▶ [Task goal]: Gather every line in the records below that contains the word "title".

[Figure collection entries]

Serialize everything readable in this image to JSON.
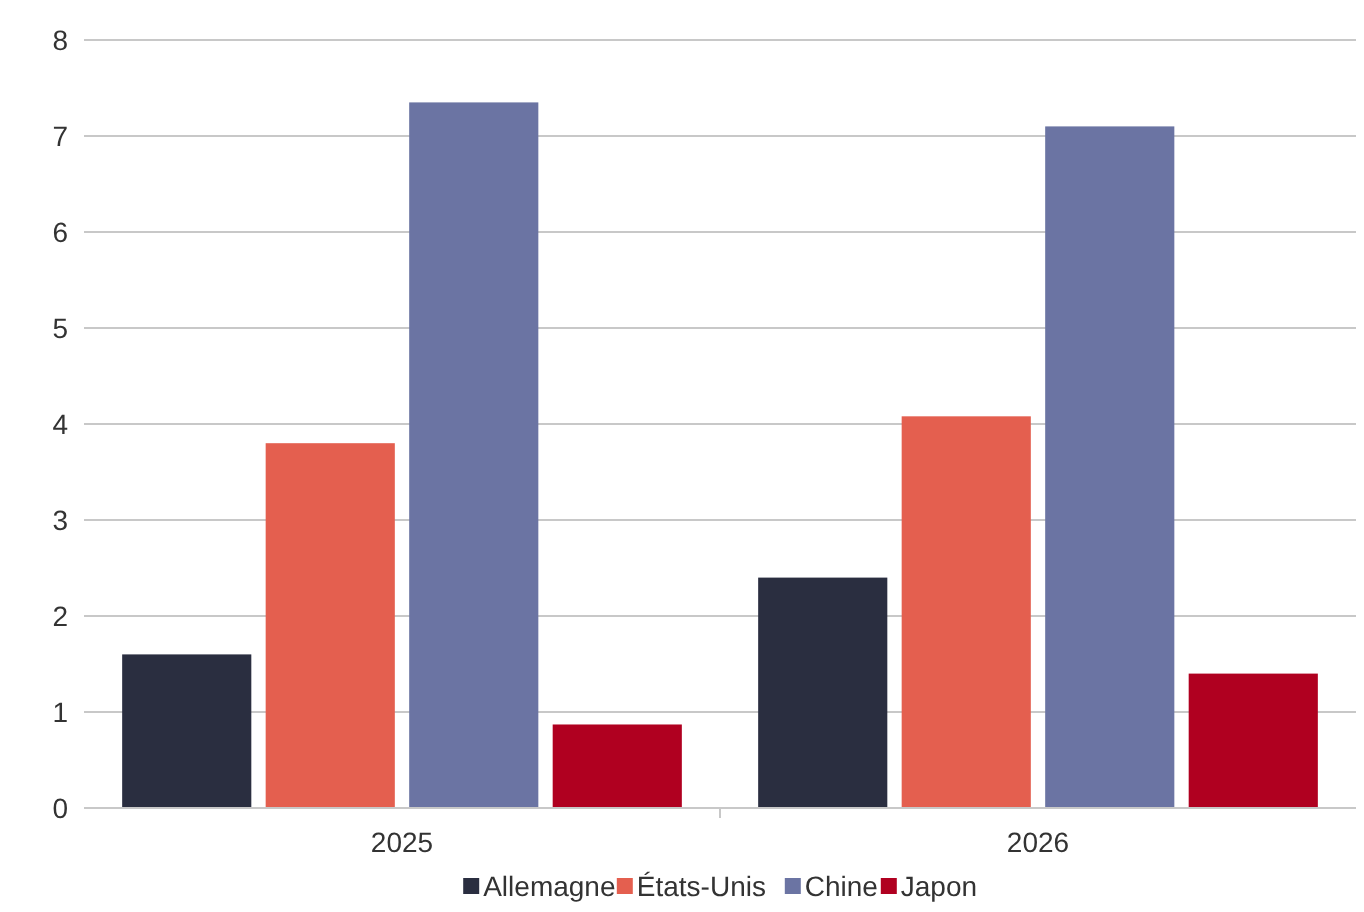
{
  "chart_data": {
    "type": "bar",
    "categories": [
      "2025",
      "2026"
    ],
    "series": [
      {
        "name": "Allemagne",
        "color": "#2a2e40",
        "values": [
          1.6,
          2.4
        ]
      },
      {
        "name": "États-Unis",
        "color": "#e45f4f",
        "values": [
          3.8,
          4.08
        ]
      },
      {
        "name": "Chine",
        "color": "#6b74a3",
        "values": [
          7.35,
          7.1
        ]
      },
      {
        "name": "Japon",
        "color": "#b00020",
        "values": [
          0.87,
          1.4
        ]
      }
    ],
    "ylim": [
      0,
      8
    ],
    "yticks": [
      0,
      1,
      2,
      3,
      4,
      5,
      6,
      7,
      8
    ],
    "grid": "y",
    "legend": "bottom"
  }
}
...
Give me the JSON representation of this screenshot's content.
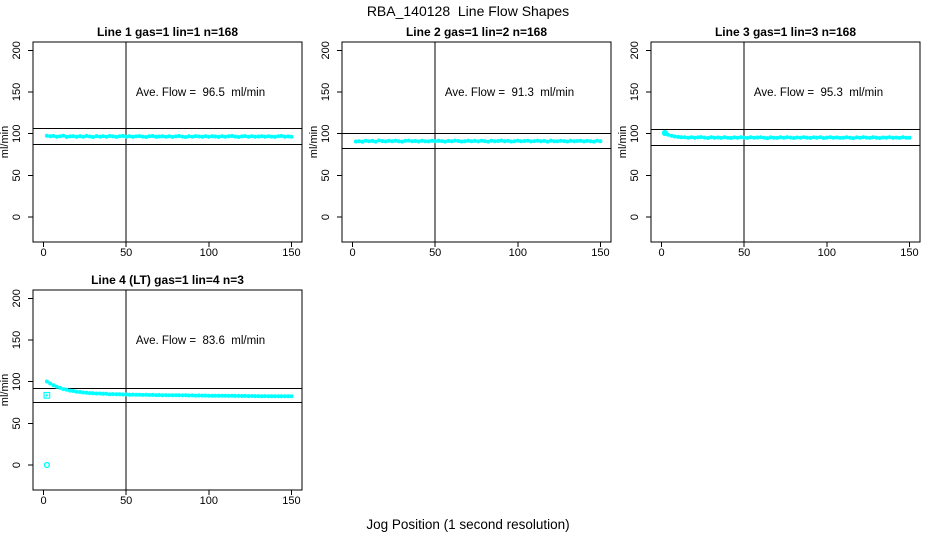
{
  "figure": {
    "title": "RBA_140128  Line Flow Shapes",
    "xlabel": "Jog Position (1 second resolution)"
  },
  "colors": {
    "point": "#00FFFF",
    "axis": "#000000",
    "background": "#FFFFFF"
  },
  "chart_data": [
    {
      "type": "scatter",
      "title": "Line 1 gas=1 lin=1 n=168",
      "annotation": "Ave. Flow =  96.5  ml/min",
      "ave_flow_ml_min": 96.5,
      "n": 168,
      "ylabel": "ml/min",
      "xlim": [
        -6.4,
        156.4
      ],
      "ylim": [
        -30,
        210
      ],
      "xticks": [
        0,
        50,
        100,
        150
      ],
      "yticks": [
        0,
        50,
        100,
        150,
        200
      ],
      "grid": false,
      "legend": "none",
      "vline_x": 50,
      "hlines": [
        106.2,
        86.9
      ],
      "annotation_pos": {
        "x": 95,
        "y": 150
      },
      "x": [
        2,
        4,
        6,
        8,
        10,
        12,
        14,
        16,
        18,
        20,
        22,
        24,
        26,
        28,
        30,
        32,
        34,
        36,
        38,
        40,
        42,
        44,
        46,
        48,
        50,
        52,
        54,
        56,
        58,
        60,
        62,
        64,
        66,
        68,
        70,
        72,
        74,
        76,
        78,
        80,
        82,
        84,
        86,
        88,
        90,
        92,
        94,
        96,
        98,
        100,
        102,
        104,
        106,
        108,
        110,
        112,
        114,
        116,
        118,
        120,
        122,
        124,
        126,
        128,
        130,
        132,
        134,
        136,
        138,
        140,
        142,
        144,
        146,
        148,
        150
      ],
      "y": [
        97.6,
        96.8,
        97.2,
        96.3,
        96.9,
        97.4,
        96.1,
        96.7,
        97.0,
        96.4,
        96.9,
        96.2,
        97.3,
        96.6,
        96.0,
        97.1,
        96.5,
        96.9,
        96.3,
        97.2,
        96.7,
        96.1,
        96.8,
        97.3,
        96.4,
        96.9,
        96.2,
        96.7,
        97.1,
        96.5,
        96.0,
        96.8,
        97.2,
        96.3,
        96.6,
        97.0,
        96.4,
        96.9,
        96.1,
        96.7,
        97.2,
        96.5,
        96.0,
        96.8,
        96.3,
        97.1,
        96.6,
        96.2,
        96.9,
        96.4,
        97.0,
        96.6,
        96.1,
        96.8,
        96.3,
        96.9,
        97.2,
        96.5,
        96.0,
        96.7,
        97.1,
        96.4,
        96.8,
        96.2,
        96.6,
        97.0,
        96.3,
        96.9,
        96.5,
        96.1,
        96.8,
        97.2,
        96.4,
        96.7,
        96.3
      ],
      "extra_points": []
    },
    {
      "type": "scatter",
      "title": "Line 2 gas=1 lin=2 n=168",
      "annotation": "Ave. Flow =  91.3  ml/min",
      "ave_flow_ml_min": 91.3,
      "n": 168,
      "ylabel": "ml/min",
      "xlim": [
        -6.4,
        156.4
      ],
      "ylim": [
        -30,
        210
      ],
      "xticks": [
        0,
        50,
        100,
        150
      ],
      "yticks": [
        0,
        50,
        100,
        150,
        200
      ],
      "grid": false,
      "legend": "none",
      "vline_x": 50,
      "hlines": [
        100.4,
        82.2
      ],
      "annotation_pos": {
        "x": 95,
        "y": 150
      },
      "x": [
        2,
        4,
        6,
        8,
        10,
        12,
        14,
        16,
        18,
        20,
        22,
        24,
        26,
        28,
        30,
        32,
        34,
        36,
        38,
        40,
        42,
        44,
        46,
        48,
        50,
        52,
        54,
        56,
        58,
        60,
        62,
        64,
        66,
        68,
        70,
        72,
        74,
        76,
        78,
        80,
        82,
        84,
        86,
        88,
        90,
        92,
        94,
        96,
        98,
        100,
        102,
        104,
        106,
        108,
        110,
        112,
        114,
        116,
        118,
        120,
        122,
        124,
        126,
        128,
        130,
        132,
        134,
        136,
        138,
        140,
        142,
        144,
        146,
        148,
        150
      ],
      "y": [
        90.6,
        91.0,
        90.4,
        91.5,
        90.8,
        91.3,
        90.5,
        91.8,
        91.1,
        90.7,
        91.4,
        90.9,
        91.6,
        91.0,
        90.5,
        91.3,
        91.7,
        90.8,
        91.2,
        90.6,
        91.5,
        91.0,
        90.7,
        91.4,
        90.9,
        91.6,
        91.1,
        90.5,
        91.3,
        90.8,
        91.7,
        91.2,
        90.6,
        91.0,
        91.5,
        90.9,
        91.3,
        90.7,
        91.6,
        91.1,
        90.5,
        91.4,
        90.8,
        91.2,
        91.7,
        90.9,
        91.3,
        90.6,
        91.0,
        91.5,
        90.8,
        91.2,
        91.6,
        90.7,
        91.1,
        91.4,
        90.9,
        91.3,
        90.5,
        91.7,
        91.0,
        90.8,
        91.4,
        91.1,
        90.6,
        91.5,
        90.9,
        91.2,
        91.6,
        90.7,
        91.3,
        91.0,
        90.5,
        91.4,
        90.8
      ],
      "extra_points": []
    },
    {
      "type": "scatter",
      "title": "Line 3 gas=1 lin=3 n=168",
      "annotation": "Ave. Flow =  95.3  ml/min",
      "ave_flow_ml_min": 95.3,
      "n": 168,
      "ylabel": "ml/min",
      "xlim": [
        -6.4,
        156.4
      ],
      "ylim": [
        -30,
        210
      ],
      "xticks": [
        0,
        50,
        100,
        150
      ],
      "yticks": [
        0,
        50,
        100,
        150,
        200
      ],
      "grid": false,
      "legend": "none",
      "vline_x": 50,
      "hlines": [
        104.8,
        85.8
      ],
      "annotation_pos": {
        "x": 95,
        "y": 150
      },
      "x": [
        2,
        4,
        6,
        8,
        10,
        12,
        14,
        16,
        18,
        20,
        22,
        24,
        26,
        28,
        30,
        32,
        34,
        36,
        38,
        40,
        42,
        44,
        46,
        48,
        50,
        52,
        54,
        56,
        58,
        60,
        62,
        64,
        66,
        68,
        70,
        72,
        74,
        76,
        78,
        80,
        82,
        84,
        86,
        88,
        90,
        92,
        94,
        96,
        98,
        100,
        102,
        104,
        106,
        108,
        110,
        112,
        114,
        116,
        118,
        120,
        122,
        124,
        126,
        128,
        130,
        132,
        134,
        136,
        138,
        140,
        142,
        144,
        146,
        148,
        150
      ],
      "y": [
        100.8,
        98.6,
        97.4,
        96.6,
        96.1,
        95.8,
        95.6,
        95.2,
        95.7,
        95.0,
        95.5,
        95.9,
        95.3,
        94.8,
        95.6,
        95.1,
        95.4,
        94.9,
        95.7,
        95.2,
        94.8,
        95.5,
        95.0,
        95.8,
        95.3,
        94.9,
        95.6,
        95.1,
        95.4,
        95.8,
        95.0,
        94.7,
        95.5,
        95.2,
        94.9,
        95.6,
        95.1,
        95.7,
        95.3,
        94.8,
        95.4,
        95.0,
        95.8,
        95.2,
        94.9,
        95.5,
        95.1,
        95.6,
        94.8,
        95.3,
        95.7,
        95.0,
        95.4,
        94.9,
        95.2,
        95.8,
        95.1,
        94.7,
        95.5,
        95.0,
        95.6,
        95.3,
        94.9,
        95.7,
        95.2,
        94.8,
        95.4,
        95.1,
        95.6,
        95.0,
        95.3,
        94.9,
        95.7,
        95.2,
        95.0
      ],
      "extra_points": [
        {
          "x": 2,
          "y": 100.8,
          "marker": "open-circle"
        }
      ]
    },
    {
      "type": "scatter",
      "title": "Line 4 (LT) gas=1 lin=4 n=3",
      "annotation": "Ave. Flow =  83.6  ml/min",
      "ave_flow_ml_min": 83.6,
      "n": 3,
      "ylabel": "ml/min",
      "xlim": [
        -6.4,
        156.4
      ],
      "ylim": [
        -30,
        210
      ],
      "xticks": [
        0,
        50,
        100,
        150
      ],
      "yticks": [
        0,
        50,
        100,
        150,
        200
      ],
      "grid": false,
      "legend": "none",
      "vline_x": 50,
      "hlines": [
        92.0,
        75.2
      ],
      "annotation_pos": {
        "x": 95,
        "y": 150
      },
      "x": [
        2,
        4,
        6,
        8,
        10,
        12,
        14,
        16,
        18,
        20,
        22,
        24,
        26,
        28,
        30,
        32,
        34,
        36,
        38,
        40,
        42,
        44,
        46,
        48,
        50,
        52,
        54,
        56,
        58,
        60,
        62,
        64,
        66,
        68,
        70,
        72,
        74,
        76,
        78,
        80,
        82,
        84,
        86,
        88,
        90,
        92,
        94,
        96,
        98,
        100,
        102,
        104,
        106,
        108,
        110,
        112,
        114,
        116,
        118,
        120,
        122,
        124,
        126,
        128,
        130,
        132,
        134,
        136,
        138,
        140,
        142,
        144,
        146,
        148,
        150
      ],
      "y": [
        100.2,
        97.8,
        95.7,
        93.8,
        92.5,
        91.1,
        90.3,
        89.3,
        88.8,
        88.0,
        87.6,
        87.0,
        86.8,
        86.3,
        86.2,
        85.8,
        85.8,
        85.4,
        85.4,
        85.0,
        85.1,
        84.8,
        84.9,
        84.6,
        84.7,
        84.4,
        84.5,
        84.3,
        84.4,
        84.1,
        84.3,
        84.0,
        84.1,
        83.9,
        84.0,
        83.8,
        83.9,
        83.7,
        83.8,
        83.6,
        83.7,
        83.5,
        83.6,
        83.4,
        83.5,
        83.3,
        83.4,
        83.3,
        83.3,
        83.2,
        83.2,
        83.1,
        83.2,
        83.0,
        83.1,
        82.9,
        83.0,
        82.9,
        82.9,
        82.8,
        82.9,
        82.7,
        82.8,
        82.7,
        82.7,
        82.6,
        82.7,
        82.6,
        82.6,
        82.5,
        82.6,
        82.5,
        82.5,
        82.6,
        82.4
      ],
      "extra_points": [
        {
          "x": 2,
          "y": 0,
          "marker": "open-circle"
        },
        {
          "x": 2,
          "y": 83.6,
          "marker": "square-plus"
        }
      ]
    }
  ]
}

▶ [Correct answer]:
    "title": "RBA_140128  Line Flow Shapes",
      "title": "Line 1 gas=1 lin=1 n=168",
      "title": "Line 2 gas=1 lin=2 n=168",
      "title": "Line 3 gas=1 lin=3 n=168",
      "title": "Line 4 (LT) gas=1 lin=4 n=3",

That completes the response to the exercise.